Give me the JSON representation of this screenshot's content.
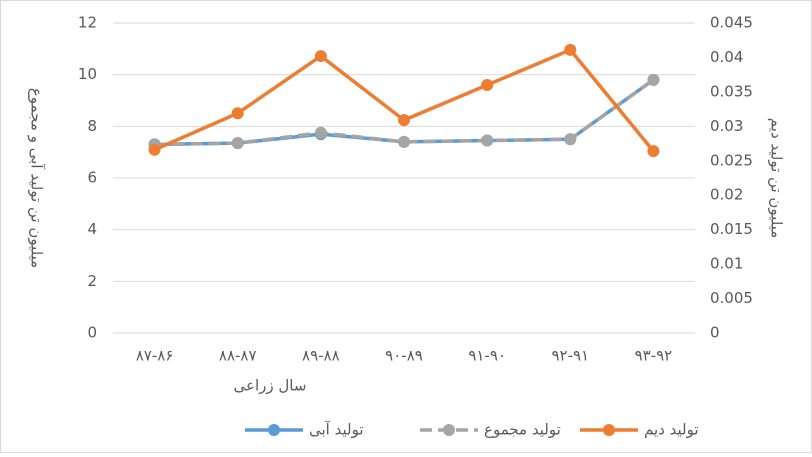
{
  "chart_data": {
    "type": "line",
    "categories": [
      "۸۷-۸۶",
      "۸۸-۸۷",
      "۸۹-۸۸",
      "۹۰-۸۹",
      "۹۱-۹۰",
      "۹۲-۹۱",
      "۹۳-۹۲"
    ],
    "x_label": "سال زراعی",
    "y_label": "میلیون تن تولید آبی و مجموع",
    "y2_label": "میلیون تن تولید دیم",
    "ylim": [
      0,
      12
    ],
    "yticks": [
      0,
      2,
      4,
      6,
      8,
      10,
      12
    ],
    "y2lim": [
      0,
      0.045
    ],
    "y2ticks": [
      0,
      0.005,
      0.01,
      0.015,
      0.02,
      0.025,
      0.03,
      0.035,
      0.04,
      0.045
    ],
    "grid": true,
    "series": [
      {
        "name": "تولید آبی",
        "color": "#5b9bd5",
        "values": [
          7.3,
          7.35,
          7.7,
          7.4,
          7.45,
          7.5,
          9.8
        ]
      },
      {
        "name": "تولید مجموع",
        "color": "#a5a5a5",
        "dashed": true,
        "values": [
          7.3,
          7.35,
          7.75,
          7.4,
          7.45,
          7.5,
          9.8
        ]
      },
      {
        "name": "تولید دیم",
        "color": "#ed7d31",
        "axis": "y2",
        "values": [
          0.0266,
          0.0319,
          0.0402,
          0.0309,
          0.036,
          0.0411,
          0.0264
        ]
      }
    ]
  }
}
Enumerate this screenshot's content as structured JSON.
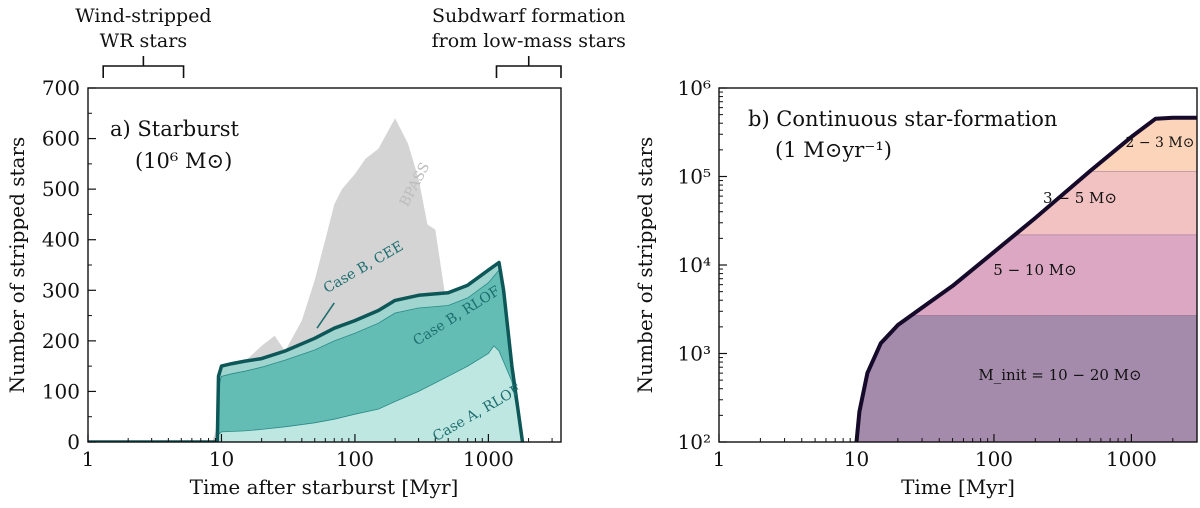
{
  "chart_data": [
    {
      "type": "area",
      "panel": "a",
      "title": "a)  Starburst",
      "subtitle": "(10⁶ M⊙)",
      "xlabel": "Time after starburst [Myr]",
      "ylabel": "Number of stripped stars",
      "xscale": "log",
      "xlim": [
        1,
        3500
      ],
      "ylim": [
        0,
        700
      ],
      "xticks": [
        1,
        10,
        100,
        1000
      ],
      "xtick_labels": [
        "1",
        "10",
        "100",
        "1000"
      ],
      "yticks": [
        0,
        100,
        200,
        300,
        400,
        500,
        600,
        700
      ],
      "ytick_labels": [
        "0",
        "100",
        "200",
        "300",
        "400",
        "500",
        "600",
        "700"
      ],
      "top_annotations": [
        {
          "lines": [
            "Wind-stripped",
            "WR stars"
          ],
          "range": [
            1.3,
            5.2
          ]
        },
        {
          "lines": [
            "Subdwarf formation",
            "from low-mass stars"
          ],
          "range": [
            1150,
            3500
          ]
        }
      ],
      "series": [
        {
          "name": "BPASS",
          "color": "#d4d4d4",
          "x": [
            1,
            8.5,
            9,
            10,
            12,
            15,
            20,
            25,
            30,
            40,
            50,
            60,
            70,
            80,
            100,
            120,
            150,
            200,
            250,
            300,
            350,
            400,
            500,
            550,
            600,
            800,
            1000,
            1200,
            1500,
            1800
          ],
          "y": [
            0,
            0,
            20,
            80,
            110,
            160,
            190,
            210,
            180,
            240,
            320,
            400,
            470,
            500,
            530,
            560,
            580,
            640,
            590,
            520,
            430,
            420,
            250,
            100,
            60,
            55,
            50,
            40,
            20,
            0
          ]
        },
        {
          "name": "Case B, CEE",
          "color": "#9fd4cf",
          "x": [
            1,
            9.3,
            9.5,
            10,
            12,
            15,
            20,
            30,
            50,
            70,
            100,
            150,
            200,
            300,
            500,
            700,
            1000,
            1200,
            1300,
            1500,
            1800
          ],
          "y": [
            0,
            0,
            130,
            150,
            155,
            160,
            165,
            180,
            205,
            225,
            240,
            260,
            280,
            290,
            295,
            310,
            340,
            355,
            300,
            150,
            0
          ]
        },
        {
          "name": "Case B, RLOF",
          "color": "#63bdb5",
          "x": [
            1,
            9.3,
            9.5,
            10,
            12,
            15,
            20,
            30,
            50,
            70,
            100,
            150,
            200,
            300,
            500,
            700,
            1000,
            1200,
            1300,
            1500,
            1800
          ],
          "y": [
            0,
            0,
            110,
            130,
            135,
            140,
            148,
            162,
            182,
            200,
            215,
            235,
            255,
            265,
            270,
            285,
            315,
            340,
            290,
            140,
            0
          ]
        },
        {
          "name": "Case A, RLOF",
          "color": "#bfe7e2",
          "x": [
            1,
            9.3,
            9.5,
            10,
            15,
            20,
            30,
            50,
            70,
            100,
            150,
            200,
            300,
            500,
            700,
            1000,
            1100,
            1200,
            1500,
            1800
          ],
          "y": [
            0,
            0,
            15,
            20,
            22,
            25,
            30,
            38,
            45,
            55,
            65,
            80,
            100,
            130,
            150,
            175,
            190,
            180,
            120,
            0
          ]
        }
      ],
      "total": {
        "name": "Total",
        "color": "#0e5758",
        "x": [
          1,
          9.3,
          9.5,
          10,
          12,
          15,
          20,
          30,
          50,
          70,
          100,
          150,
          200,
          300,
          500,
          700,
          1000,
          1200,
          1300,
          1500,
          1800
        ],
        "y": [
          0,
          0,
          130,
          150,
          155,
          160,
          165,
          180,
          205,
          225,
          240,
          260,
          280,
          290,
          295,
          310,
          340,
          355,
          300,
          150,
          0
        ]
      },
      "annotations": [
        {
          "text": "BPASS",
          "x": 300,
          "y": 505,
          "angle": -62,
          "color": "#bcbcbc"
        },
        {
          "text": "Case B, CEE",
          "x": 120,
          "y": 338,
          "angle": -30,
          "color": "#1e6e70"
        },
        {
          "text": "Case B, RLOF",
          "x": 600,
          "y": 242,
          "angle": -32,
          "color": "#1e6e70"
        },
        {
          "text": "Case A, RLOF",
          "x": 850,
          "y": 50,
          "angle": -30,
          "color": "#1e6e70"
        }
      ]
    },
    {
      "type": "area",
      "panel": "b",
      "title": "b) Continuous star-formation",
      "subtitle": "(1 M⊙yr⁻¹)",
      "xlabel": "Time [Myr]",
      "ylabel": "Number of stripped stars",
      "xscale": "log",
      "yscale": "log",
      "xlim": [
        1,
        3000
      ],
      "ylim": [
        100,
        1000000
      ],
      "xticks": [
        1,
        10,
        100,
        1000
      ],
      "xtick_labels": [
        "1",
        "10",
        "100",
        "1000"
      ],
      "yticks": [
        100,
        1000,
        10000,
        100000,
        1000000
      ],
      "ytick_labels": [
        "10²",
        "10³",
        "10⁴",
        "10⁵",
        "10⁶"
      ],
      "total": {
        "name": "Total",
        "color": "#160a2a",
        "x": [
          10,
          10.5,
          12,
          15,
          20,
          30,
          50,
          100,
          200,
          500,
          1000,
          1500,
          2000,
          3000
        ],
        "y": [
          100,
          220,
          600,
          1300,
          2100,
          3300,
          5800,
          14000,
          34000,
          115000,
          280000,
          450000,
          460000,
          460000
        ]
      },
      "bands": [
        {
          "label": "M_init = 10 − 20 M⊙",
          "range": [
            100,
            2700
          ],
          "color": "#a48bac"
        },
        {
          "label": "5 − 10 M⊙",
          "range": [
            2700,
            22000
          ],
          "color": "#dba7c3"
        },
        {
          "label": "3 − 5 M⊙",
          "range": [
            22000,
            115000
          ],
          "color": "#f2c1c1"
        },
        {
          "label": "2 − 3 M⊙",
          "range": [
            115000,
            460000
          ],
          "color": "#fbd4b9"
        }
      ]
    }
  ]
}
* * * * * * * * *
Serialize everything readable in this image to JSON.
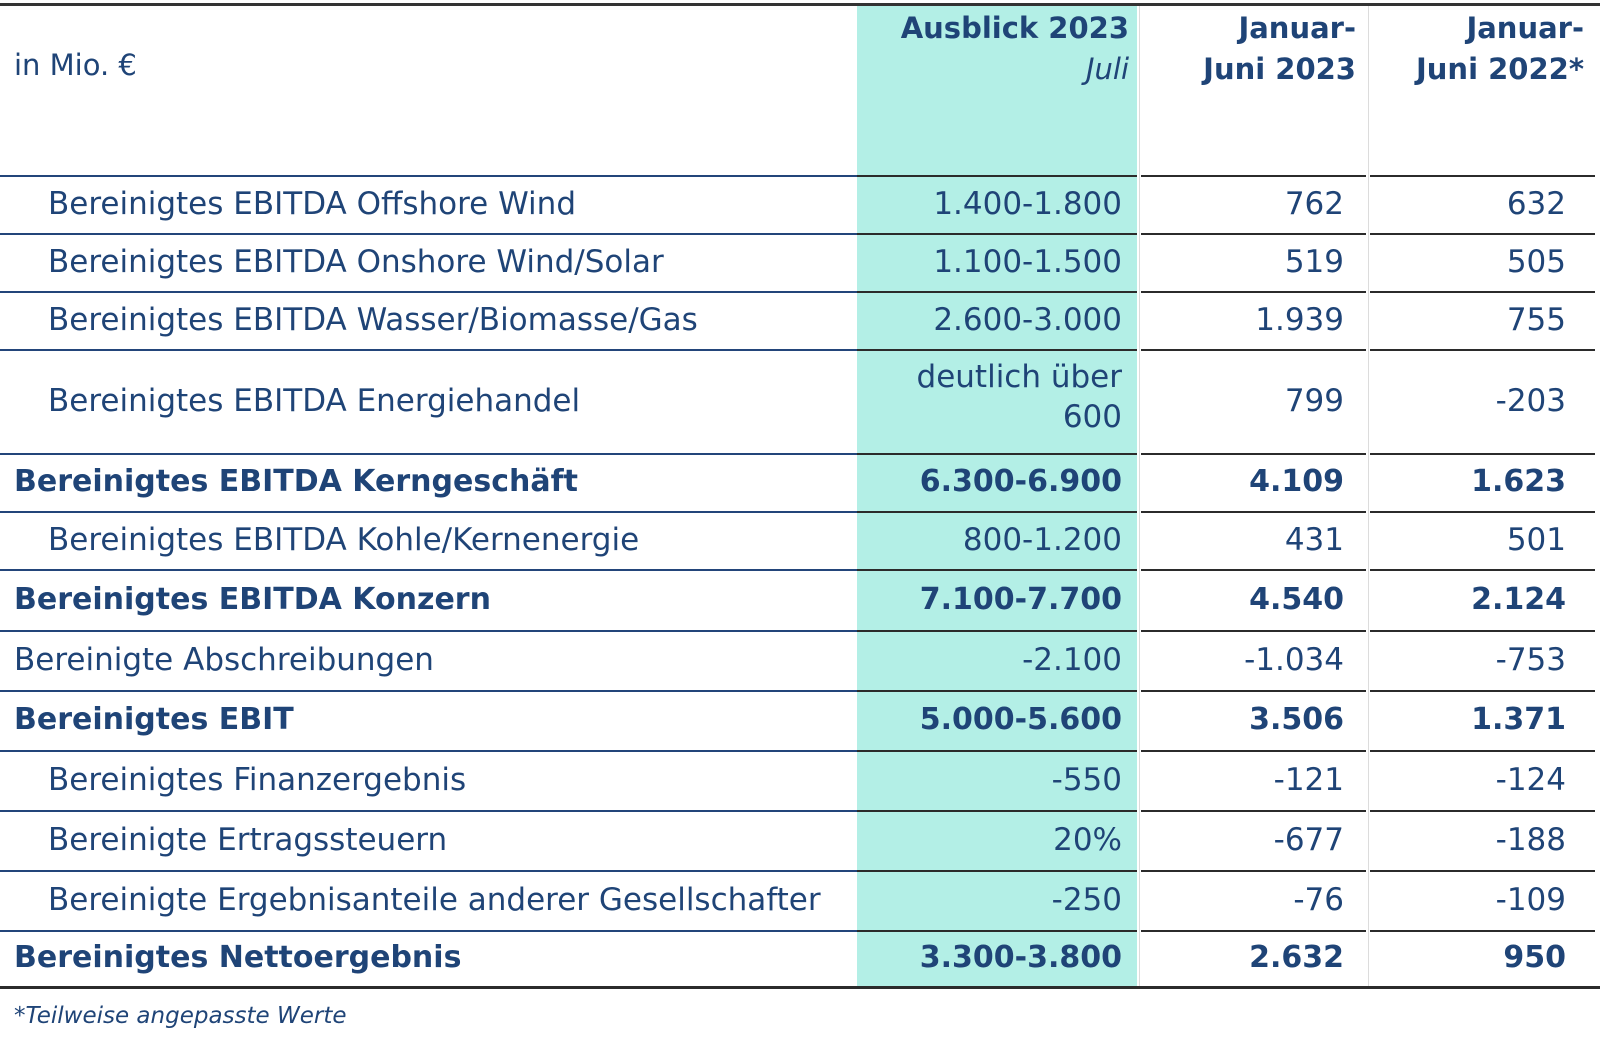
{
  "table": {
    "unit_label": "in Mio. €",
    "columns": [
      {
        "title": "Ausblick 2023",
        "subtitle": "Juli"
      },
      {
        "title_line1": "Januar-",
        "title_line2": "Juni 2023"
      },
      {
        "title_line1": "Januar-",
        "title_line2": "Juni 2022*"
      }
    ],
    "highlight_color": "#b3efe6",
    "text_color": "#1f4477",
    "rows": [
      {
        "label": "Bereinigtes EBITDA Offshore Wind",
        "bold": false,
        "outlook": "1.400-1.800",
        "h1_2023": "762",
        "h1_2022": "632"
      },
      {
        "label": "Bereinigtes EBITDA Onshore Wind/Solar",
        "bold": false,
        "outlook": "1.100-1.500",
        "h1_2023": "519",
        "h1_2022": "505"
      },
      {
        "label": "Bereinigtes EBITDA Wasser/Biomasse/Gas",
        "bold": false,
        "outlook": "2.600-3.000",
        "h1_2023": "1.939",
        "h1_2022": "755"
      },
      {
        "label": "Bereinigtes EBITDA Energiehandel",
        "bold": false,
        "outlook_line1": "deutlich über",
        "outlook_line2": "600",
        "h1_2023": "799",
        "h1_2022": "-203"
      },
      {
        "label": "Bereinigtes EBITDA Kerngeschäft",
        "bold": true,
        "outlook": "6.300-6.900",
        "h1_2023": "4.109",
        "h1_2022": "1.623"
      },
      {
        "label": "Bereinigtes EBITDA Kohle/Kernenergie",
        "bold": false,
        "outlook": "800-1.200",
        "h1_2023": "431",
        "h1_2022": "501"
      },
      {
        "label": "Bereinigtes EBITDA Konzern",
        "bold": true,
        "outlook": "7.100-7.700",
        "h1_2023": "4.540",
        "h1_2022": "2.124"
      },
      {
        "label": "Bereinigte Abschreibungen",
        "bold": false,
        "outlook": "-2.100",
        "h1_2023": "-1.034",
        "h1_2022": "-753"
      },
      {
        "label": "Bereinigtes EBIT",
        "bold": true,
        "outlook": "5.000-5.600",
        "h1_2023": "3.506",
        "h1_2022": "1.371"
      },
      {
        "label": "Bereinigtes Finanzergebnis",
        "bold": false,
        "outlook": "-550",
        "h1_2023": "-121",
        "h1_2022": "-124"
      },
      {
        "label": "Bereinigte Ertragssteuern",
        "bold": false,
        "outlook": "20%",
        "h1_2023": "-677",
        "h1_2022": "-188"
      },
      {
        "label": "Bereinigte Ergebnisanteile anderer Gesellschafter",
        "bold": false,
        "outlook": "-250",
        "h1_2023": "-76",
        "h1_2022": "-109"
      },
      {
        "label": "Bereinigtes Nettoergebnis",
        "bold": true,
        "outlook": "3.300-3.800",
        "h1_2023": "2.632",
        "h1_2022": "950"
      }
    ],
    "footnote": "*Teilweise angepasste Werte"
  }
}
* * * * * * * * *
**WHAT IS NEEDED**
State the number of lines in this listing that contain the string "تولید", and add nothing else.

**ANSWER TO THE TASK**
5